[A block of data]
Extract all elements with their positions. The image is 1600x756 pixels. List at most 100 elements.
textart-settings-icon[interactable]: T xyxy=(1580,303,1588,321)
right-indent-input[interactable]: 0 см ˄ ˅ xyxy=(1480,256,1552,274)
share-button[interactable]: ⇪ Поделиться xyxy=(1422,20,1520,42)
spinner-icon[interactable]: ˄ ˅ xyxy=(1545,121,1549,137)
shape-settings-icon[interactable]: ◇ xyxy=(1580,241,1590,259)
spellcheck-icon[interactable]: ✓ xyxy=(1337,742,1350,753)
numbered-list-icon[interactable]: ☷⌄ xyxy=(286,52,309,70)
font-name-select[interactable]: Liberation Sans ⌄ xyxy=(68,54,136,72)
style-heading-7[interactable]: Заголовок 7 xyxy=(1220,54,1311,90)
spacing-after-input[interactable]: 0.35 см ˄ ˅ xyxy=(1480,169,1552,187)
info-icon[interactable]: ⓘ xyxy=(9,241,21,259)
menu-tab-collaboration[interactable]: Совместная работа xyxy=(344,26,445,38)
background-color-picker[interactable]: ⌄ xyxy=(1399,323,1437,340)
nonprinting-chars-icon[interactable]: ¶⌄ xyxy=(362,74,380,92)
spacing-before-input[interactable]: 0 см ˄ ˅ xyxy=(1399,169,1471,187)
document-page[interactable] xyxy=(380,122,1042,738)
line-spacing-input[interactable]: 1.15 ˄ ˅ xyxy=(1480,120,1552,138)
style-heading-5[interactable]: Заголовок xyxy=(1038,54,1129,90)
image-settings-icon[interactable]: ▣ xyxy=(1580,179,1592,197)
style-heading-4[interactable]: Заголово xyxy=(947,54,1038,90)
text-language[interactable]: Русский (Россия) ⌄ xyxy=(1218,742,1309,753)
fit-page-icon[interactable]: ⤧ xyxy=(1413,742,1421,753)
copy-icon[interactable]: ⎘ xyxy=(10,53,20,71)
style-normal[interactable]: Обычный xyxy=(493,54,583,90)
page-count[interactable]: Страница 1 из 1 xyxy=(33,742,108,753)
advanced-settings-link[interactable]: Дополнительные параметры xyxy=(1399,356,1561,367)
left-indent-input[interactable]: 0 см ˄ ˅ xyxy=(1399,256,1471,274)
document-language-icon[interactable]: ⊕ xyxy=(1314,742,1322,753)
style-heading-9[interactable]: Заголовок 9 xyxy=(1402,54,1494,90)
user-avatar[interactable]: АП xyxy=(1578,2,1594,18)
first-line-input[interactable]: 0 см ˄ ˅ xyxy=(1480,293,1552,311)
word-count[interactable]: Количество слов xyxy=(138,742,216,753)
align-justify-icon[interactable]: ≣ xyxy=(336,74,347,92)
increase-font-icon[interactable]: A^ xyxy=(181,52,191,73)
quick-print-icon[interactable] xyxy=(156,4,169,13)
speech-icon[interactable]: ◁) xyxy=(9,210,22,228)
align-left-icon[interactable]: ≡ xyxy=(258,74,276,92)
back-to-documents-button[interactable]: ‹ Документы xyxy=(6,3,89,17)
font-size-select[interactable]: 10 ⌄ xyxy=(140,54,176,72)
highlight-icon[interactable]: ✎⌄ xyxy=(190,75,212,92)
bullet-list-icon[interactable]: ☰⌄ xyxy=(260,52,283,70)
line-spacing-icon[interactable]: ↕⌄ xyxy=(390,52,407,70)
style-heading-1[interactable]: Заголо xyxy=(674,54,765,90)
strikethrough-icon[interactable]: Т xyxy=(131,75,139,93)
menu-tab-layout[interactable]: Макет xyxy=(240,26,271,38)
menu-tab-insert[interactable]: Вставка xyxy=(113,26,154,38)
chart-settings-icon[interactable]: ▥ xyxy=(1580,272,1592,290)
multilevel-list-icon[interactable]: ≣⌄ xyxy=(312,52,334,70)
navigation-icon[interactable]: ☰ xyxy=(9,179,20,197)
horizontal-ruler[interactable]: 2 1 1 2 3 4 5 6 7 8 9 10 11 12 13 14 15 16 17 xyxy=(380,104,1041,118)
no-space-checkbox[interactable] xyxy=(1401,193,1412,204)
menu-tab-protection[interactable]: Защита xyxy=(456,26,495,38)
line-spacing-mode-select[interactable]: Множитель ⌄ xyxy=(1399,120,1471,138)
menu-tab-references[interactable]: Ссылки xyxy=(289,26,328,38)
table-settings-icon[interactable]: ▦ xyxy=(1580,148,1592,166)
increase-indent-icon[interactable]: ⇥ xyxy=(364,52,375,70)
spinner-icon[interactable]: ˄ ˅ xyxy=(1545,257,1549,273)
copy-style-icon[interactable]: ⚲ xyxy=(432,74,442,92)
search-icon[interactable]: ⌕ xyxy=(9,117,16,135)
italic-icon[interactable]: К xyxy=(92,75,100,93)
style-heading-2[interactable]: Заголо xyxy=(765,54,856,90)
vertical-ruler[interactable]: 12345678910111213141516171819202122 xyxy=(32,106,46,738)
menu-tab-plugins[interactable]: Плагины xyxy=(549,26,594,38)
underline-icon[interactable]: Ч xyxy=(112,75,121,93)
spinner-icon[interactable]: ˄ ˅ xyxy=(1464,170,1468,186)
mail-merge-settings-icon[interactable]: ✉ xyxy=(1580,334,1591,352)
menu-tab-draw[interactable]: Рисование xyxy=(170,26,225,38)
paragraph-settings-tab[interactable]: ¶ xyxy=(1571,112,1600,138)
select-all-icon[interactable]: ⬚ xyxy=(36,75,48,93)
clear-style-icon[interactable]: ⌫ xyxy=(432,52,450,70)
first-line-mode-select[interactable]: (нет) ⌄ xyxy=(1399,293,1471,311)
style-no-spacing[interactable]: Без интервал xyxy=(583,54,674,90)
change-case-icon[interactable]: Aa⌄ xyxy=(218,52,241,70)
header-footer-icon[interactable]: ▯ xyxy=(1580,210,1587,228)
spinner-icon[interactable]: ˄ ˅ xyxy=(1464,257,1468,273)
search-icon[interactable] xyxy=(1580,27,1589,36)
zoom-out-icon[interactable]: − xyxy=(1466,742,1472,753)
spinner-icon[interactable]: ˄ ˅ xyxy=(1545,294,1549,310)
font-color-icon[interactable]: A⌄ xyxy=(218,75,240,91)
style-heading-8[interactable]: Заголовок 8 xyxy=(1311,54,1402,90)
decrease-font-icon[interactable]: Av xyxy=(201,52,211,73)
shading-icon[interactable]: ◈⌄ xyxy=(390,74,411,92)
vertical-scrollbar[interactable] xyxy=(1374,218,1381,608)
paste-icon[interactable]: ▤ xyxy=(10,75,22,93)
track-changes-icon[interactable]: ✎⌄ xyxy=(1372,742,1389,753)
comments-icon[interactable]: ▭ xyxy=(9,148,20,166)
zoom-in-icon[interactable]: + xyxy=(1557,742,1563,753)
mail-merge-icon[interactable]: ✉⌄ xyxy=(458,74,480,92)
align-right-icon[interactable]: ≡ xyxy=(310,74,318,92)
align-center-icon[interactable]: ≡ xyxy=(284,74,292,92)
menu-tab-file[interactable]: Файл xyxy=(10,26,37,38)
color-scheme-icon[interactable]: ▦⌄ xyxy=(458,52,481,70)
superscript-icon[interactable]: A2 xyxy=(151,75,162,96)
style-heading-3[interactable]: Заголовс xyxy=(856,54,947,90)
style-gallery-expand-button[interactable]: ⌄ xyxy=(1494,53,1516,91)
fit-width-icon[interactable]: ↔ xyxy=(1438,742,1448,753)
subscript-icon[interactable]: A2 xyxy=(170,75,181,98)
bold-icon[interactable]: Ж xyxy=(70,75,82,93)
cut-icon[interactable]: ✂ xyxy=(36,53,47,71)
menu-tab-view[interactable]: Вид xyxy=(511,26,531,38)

SET EXERCISE:
Reproduce verbatim the rows from the first line of the block of data through the line containing "image-settings-icon[interactable]: ▣ xyxy=(1580,179,1592,197)", both ends included.

ANSWER TO THE EXERCISE:
Extract all elements with their positions. The image is 1600x756 pixels. List at most 100 elements.
textart-settings-icon[interactable]: T xyxy=(1580,303,1588,321)
right-indent-input[interactable]: 0 см ˄ ˅ xyxy=(1480,256,1552,274)
share-button[interactable]: ⇪ Поделиться xyxy=(1422,20,1520,42)
spinner-icon[interactable]: ˄ ˅ xyxy=(1545,121,1549,137)
shape-settings-icon[interactable]: ◇ xyxy=(1580,241,1590,259)
spellcheck-icon[interactable]: ✓ xyxy=(1337,742,1350,753)
numbered-list-icon[interactable]: ☷⌄ xyxy=(286,52,309,70)
font-name-select[interactable]: Liberation Sans ⌄ xyxy=(68,54,136,72)
style-heading-7[interactable]: Заголовок 7 xyxy=(1220,54,1311,90)
spacing-after-input[interactable]: 0.35 см ˄ ˅ xyxy=(1480,169,1552,187)
info-icon[interactable]: ⓘ xyxy=(9,241,21,259)
menu-tab-collaboration[interactable]: Совместная работа xyxy=(344,26,445,38)
background-color-picker[interactable]: ⌄ xyxy=(1399,323,1437,340)
nonprinting-chars-icon[interactable]: ¶⌄ xyxy=(362,74,380,92)
spacing-before-input[interactable]: 0 см ˄ ˅ xyxy=(1399,169,1471,187)
document-page[interactable] xyxy=(380,122,1042,738)
line-spacing-input[interactable]: 1.15 ˄ ˅ xyxy=(1480,120,1552,138)
style-heading-5[interactable]: Заголовок xyxy=(1038,54,1129,90)
image-settings-icon[interactable]: ▣ xyxy=(1580,179,1592,197)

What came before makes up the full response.